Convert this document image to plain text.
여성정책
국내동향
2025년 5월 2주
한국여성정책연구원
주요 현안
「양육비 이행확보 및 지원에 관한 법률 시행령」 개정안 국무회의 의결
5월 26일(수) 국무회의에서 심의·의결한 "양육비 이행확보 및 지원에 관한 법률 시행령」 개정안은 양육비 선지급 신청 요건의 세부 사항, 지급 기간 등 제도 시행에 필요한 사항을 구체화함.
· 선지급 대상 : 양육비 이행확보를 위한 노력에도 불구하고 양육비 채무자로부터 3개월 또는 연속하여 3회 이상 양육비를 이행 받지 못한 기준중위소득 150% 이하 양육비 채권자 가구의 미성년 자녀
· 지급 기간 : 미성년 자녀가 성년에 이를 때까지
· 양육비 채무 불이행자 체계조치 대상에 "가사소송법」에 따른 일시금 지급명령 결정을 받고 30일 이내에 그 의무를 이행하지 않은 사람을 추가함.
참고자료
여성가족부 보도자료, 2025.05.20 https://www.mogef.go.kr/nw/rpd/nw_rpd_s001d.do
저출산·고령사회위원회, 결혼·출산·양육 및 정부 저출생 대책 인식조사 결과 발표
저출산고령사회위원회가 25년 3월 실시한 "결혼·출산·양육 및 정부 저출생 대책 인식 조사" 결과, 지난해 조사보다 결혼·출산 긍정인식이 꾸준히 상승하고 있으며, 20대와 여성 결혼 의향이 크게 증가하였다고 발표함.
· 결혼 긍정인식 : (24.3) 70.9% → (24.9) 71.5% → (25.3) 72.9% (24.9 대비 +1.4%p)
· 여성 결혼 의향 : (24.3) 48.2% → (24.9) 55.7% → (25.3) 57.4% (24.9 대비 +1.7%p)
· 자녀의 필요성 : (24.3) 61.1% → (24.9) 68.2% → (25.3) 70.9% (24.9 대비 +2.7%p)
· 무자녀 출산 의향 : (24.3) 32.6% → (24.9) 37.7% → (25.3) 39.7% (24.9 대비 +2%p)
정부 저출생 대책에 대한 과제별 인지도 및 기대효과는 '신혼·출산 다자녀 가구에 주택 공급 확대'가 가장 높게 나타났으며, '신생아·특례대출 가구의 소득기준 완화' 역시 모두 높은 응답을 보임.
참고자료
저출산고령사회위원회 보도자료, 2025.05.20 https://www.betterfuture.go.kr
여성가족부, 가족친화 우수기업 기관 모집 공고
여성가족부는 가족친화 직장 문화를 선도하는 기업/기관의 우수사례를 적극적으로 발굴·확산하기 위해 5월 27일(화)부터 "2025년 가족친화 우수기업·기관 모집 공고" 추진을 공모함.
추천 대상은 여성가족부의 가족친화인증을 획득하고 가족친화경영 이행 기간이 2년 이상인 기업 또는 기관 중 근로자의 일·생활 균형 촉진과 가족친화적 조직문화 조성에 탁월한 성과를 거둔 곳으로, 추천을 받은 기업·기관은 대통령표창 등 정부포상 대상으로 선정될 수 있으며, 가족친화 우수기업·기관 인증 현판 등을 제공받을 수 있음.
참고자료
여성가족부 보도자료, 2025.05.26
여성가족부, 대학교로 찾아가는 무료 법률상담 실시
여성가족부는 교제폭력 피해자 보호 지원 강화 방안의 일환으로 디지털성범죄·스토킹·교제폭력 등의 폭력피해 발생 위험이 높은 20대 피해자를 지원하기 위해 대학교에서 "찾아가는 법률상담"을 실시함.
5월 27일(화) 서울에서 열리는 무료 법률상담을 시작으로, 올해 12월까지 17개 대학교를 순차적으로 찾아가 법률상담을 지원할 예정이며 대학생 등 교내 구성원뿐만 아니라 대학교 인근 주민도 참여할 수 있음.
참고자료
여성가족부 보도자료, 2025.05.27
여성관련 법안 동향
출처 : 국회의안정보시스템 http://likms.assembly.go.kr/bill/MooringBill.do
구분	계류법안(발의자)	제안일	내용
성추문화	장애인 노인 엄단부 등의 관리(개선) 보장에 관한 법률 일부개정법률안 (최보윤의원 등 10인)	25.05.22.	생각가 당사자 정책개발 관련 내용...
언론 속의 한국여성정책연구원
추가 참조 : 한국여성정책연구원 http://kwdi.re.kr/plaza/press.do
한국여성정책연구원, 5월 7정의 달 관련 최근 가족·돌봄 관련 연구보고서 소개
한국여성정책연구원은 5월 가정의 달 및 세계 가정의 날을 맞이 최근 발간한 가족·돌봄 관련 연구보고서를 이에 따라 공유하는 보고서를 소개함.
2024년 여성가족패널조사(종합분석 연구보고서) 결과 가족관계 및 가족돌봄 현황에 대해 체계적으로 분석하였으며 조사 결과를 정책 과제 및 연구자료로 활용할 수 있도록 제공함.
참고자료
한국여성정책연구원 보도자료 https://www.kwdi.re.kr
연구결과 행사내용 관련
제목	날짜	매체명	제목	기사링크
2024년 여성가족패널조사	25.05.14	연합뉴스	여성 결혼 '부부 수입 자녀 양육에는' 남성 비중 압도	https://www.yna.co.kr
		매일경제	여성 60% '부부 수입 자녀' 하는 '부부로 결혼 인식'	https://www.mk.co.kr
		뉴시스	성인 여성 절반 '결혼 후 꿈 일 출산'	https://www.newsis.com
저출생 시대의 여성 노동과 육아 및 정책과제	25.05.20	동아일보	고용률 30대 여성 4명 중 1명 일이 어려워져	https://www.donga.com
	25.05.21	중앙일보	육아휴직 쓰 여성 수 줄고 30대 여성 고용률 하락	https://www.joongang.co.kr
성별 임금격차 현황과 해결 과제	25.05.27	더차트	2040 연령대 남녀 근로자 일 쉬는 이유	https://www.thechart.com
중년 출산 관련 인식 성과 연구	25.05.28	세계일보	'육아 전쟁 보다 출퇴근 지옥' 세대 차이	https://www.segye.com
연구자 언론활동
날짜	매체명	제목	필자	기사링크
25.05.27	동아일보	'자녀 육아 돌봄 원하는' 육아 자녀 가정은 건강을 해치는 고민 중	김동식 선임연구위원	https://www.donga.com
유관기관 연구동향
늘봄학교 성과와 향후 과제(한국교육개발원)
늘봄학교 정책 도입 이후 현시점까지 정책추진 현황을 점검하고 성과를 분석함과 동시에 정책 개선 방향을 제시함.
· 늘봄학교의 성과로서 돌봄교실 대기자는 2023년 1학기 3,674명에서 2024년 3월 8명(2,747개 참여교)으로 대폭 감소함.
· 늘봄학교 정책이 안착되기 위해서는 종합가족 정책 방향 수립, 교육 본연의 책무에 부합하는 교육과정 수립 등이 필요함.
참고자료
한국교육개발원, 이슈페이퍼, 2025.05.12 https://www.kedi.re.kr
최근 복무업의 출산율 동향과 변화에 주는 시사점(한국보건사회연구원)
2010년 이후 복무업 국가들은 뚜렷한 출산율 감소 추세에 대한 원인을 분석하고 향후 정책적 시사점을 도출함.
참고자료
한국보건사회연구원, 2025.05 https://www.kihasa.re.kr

SHORT EXERCISE = Each record above must be given again exactly.

EXERCISE SOLUTION =
Convert this document image to plain text.
여성정책
국내동향
2025년 5월 2주
한국여성정책연구원
주요 현안
「양육비 이행확보 및 지원에 관한 법률 시행령」 개정안 국무회의 의결
5월 26일(수) 국무회의에서 심의·의결한 "양육비 이행확보 및 지원에 관한 법률 시행령」 개정안은 양육비 선지급 신청 요건의 세부 사항, 지급 기간 등 제도 시행에 필요한 사항을 구체화함.
· 선지급 대상 : 양육비 이행확보를 위한 노력에도 불구하고 양육비 채무자로부터 3개월 또는 연속하여 3회 이상 양육비를 이행 받지 못한 기준중위소득 150% 이하 양육비 채권자 가구의 미성년 자녀
· 지급 기간 : 미성년 자녀가 성년에 이를 때까지
· 양육비 채무 불이행자 체계조치 대상에 "가사소송법」에 따른 일시금 지급명령 결정을 받고 30일 이내에 그 의무를 이행하지 않은 사람을 추가함.
참고자료
여성가족부 보도자료, 2025.05.20 https://www.mogef.go.kr/nw/rpd/nw_rpd_s001d.do
저출산·고령사회위원회, 결혼·출산·양육 및 정부 저출생 대책 인식조사 결과 발표
저출산고령사회위원회가 25년 3월 실시한 "결혼·출산·양육 및 정부 저출생 대책 인식 조사" 결과, 지난해 조사보다 결혼·출산 긍정인식이 꾸준히 상승하고 있으며, 20대와 여성 결혼 의향이 크게 증가하였다고 발표함.
· 결혼 긍정인식 : (24.3) 70.9% → (24.9) 71.5% → (25.3) 72.9% (24.9 대비 +1.4%p)
· 여성 결혼 의향 : (24.3) 48.2% → (24.9) 55.7% → (25.3) 57.4% (24.9 대비 +1.7%p)
· 자녀의 필요성 : (24.3) 61.1% → (24.9) 68.2% → (25.3) 70.9% (24.9 대비 +2.7%p)
· 무자녀 출산 의향 : (24.3) 32.6% → (24.9) 37.7% → (25.3) 39.7% (24.9 대비 +2%p)
정부 저출생 대책에 대한 과제별 인지도 및 기대효과는 '신혼·출산 다자녀 가구에 주택 공급 확대'가 가장 높게 나타났으며, '신생아·특례대출 가구의 소득기준 완화' 역시 모두 높은 응답을 보임.
참고자료
저출산고령사회위원회 보도자료, 2025.05.20 https://www.betterfuture.go.kr
여성가족부, 가족친화 우수기업 기관 모집 공고
여성가족부는 가족친화 직장 문화를 선도하는 기업/기관의 우수사례를 적극적으로 발굴·확산하기 위해 5월 27일(화)부터 "2025년 가족친화 우수기업·기관 모집 공고" 추진을 공모함.
추천 대상은 여성가족부의 가족친화인증을 획득하고 가족친화경영 이행 기간이 2년 이상인 기업 또는 기관 중 근로자의 일·생활 균형 촉진과 가족친화적 조직문화 조성에 탁월한 성과를 거둔 곳으로, 추천을 받은 기업·기관은 대통령표창 등 정부포상 대상으로 선정될 수 있으며, 가족친화 우수기업·기관 인증 현판 등을 제공받을 수 있음.
참고자료
여성가족부 보도자료, 2025.05.26
여성가족부, 대학교로 찾아가는 무료 법률상담 실시
여성가족부는 교제폭력 피해자 보호 지원 강화 방안의 일환으로 디지털성범죄·스토킹·교제폭력 등의 폭력피해 발생 위험이 높은 20대 피해자를 지원하기 위해 대학교에서 "찾아가는 법률상담"을 실시함.
5월 27일(화) 서울에서 열리는 무료 법률상담을 시작으로, 올해 12월까지 17개 대학교를 순차적으로 찾아가 법률상담을 지원할 예정이며 대학생 등 교내 구성원뿐만 아니라 대학교 인근 주민도 참여할 수 있음.
참고자료
여성가족부 보도자료, 2025.05.27
여성관련 법안 동향
출처 : 국회의안정보시스템 http://likms.assembly.go.kr/bill/MooringBill.do
구분	계류법안(발의자)	제안일	내용
성추문화	장애인 노인 엄단부 등의 관리(개선) 보장에 관한 법률 일부개정법률안 (최보윤의원 등 10인)	25.05.22.	생각가 당사자 정책개발 관련 내용...
언론 속의 한국여성정책연구원
추가 참조 : 한국여성정책연구원 http://kwdi.re.kr/plaza/press.do
한국여성정책연구원, 5월 7정의 달 관련 최근 가족·돌봄 관련 연구보고서 소개
한국여성정책연구원은 5월 가정의 달 및 세계 가정의 날을 맞이 최근 발간한 가족·돌봄 관련 연구보고서를 이에 따라 공유하는 보고서를 소개함.
2024년 여성가족패널조사(종합분석 연구보고서) 결과 가족관계 및 가족돌봄 현황에 대해 체계적으로 분석하였으며 조사 결과를 정책 과제 및 연구자료로 활용할 수 있도록 제공함.
참고자료
한국여성정책연구원 보도자료 https://www.kwdi.re.kr
연구결과 행사내용 관련
제목	날짜	매체명	제목	기사링크
2024년 여성가족패널조사	25.05.14	연합뉴스	여성 결혼 '부부 수입 자녀 양육에는' 남성 비중 압도	https://www.yna.co.kr
		매일경제	여성 60% '부부 수입 자녀' 하는 '부부로 결혼 인식'	https://www.mk.co.kr
		뉴시스	성인 여성 절반 '결혼 후 꿈 일 출산'	https://www.newsis.com
저출생 시대의 여성 노동과 육아 및 정책과제	25.05.20	동아일보	고용률 30대 여성 4명 중 1명 일이 어려워져	https://www.donga.com
	25.05.21	중앙일보	육아휴직 쓰 여성 수 줄고 30대 여성 고용률 하락	https://www.joongang.co.kr
성별 임금격차 현황과 해결 과제	25.05.27	더차트	2040 연령대 남녀 근로자 일 쉬는 이유	https://www.thechart.com
중년 출산 관련 인식 성과 연구	25.05.28	세계일보	'육아 전쟁 보다 출퇴근 지옥' 세대 차이	https://www.segye.com
연구자 언론활동
날짜	매체명	제목	필자	기사링크
25.05.27	동아일보	'자녀 육아 돌봄 원하는' 육아 자녀 가정은 건강을 해치는 고민 중	김동식 선임연구위원	https://www.donga.com
유관기관 연구동향
늘봄학교 성과와 향후 과제(한국교육개발원)
늘봄학교 정책 도입 이후 현시점까지 정책추진 현황을 점검하고 성과를 분석함과 동시에 정책 개선 방향을 제시함.
· 늘봄학교의 성과로서 돌봄교실 대기자는 2023년 1학기 3,674명에서 2024년 3월 8명(2,747개 참여교)으로 대폭 감소함.
· 늘봄학교 정책이 안착되기 위해서는 종합가족 정책 방향 수립, 교육 본연의 책무에 부합하는 교육과정 수립 등이 필요함.
참고자료
한국교육개발원, 이슈페이퍼, 2025.05.12 https://www.kedi.re.kr
최근 복무업의 출산율 동향과 변화에 주는 시사점(한국보건사회연구원)
2010년 이후 복무업 국가들은 뚜렷한 출산율 감소 추세에 대한 원인을 분석하고 향후 정책적 시사점을 도출함.
참고자료
한국보건사회연구원, 2025.05 https://www.kihasa.re.kr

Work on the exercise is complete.